Given request
For the listing underneath, give the count of lines containing the string "раптовому" and nothing further.

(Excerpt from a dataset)
* * *
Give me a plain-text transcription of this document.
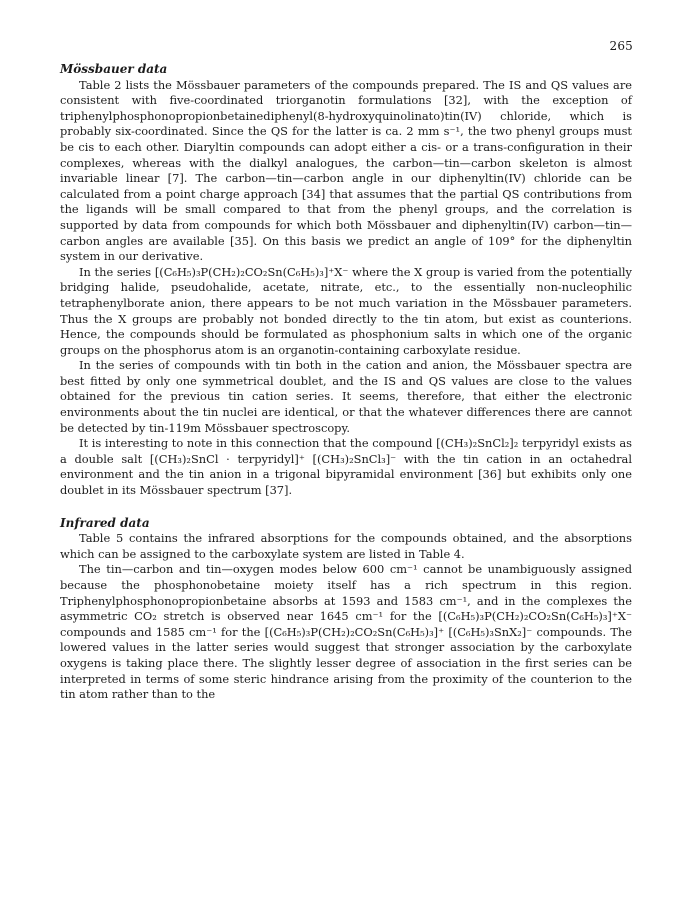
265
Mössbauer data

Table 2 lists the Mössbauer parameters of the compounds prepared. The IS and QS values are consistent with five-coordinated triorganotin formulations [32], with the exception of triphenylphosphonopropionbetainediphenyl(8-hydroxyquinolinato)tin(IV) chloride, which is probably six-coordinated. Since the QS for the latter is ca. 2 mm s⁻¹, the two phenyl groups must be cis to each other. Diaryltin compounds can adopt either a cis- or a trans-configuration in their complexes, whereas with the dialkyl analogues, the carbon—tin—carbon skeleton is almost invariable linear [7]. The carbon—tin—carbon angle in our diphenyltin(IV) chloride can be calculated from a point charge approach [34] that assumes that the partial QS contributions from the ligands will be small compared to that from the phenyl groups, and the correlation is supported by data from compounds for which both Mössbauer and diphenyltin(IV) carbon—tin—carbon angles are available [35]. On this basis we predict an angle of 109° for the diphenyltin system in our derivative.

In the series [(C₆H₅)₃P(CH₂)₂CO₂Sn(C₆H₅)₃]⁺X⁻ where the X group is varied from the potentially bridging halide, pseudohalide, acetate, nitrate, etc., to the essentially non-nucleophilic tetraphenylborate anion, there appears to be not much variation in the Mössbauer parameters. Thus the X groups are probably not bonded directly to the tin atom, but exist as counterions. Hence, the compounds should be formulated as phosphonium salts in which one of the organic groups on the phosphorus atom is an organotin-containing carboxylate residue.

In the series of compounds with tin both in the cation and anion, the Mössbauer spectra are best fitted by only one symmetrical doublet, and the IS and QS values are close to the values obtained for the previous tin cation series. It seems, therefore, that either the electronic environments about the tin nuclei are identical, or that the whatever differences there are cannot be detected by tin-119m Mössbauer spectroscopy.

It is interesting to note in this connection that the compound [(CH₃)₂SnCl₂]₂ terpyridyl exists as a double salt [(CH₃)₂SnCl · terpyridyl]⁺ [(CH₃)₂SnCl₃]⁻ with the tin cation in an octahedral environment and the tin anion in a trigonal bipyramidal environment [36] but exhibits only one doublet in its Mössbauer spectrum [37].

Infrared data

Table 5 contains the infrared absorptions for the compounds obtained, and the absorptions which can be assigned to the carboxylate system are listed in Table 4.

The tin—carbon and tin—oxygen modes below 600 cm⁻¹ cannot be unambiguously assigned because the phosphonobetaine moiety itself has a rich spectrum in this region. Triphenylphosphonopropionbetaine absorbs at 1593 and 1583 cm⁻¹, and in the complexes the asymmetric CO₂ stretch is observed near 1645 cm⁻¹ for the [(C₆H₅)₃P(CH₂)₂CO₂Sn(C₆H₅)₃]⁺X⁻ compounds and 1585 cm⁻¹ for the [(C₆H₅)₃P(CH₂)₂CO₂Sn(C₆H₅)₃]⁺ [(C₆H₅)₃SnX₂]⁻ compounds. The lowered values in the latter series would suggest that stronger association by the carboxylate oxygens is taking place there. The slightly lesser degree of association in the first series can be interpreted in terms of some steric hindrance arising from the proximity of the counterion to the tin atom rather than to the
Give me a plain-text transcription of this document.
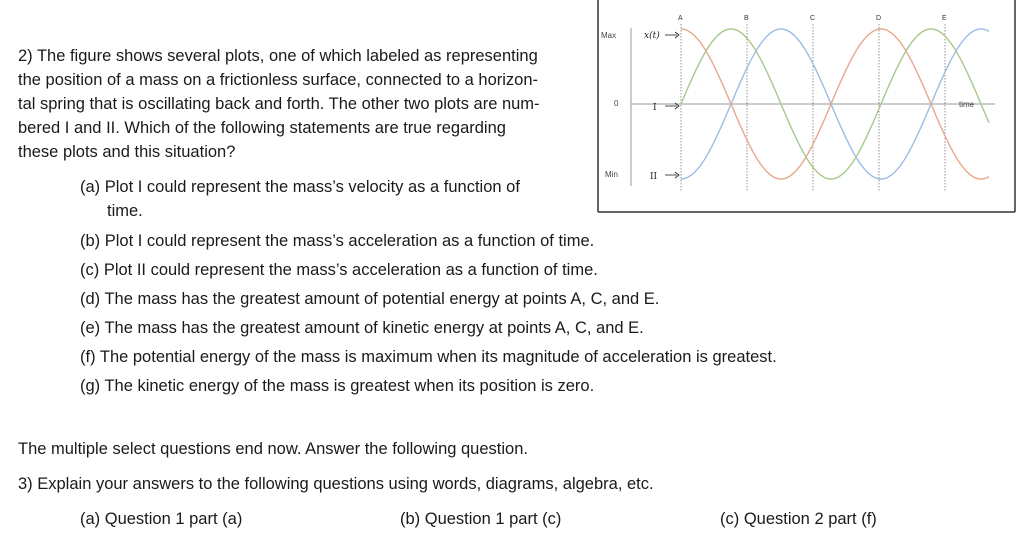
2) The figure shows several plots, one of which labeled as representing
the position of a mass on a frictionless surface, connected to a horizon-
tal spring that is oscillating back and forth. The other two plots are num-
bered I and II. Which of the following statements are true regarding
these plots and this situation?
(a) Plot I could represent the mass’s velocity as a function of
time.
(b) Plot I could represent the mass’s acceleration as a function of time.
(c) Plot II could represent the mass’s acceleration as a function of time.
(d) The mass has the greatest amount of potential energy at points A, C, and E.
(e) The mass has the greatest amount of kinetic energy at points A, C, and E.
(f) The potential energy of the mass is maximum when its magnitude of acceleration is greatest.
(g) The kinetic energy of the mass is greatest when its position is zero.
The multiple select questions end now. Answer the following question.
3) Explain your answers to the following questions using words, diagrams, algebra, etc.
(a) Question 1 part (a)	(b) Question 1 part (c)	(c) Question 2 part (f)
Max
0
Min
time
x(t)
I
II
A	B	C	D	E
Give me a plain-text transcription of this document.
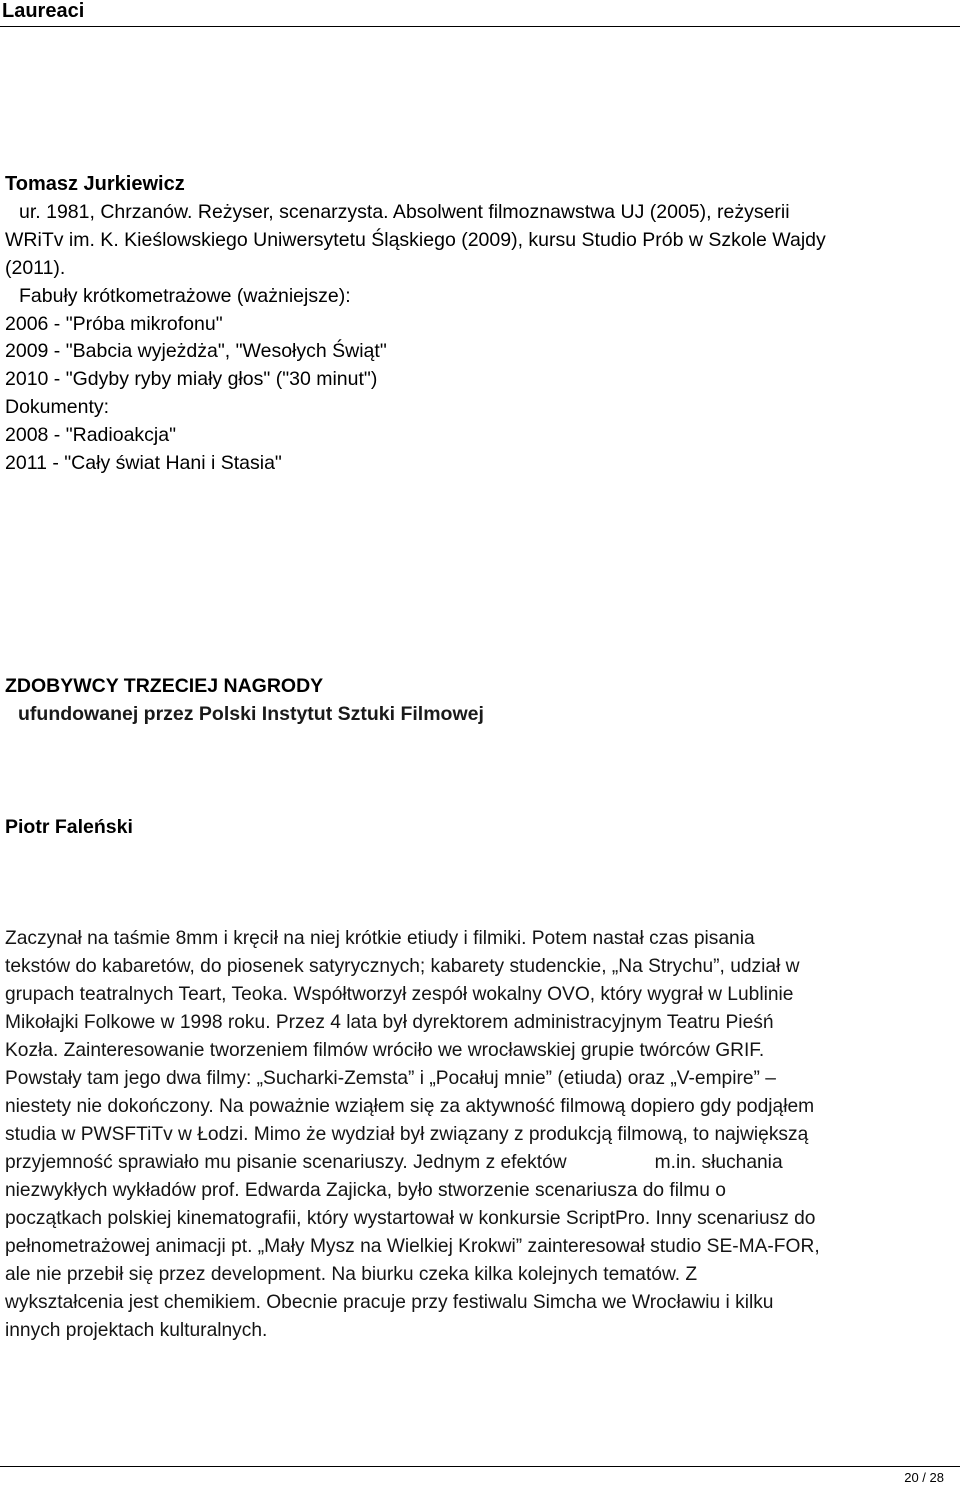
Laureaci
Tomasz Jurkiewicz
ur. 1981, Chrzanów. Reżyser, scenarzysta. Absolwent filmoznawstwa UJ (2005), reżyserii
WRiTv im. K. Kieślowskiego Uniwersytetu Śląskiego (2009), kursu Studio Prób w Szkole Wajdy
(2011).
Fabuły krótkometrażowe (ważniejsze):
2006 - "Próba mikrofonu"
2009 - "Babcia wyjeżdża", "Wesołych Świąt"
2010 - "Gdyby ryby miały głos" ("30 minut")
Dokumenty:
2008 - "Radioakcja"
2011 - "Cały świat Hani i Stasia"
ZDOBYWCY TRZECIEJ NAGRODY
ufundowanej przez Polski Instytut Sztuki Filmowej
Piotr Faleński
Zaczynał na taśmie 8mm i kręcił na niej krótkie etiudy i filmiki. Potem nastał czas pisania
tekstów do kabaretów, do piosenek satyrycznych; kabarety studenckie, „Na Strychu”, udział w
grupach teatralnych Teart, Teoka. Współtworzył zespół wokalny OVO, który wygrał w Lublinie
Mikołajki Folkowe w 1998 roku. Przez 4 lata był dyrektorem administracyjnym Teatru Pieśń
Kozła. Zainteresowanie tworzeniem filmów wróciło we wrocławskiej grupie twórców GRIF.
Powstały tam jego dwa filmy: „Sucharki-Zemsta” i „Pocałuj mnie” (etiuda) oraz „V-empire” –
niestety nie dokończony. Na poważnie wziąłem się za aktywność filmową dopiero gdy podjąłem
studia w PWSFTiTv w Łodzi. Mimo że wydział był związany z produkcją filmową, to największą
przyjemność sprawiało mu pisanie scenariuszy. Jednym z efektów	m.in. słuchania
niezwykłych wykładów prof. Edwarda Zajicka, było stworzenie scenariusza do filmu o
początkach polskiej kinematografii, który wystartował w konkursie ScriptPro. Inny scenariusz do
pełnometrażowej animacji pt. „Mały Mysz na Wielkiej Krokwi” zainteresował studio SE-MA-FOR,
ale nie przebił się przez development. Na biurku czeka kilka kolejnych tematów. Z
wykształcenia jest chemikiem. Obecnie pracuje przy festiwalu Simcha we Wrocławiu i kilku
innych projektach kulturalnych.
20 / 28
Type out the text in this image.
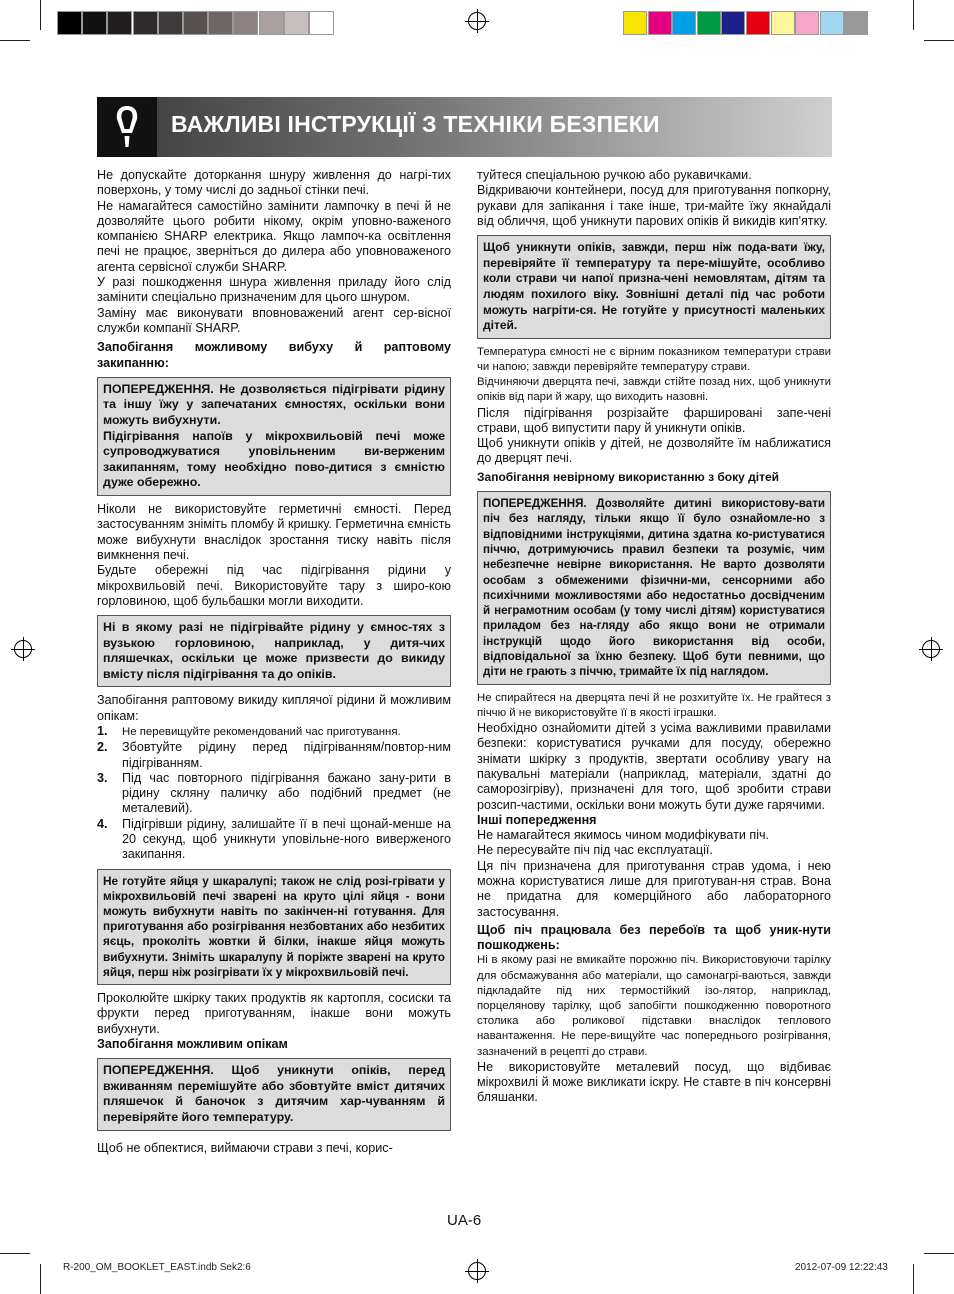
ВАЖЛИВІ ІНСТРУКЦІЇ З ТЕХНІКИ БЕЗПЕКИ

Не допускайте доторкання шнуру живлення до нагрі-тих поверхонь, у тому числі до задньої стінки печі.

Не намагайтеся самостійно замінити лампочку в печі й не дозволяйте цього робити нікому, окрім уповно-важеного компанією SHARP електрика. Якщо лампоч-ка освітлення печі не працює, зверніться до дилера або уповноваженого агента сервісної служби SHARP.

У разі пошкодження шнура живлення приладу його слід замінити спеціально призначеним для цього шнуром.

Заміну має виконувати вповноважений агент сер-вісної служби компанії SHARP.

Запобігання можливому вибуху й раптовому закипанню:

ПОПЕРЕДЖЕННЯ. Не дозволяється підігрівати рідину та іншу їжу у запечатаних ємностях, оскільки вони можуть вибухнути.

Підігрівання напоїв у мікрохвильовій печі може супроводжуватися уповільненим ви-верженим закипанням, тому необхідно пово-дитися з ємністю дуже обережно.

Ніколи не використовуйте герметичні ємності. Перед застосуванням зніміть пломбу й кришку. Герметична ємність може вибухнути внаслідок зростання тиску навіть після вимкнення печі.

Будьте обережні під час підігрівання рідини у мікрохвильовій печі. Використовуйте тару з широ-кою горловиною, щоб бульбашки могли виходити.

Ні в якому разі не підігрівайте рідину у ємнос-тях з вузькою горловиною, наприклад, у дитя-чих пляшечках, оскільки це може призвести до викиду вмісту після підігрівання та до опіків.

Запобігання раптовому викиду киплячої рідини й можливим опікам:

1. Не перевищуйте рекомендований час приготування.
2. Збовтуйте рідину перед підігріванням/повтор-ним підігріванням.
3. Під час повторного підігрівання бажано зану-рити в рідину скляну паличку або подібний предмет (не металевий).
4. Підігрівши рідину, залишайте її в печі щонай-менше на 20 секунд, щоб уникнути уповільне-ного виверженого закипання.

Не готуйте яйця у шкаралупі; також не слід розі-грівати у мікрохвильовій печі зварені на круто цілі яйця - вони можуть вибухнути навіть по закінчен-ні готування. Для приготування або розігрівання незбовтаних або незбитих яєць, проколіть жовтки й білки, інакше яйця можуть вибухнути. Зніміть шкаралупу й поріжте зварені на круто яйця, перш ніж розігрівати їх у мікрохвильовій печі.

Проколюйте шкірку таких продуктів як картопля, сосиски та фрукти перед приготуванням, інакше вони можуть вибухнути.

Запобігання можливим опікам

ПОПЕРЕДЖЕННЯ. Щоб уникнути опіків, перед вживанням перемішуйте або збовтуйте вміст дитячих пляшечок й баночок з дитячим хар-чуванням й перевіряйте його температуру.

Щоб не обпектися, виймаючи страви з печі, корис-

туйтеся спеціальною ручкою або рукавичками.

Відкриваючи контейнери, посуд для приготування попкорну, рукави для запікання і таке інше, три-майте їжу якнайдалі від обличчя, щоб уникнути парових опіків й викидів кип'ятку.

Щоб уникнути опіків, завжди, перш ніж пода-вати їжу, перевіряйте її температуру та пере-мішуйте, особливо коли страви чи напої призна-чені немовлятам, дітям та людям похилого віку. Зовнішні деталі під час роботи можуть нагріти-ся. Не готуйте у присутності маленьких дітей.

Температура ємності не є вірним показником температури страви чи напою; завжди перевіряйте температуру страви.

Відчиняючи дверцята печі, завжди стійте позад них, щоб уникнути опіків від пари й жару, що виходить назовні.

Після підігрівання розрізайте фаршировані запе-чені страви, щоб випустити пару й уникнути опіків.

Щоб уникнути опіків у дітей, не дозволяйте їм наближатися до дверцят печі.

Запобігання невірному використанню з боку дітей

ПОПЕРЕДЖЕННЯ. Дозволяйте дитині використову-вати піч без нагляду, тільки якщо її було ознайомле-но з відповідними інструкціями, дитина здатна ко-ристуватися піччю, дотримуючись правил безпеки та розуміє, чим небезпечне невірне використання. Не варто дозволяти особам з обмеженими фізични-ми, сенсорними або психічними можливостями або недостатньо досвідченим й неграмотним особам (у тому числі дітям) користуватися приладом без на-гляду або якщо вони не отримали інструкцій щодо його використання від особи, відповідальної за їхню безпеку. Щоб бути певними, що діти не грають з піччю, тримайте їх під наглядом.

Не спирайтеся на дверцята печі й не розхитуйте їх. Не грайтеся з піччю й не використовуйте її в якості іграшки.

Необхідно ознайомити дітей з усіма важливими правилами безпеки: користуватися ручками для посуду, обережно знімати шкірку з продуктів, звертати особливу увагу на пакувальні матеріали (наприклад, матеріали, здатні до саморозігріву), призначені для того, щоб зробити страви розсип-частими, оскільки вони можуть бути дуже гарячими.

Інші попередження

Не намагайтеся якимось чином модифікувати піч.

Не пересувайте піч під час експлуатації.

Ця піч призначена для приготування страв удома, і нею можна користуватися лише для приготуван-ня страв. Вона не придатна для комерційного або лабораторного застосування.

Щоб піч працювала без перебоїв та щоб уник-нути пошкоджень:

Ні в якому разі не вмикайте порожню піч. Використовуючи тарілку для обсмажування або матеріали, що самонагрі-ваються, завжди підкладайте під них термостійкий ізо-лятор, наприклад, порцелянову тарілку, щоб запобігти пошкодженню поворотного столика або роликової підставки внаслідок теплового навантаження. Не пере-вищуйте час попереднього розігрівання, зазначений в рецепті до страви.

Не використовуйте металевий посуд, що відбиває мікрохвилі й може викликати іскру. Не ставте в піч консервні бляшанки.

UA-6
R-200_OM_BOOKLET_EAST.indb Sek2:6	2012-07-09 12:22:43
* * *
Final answer
2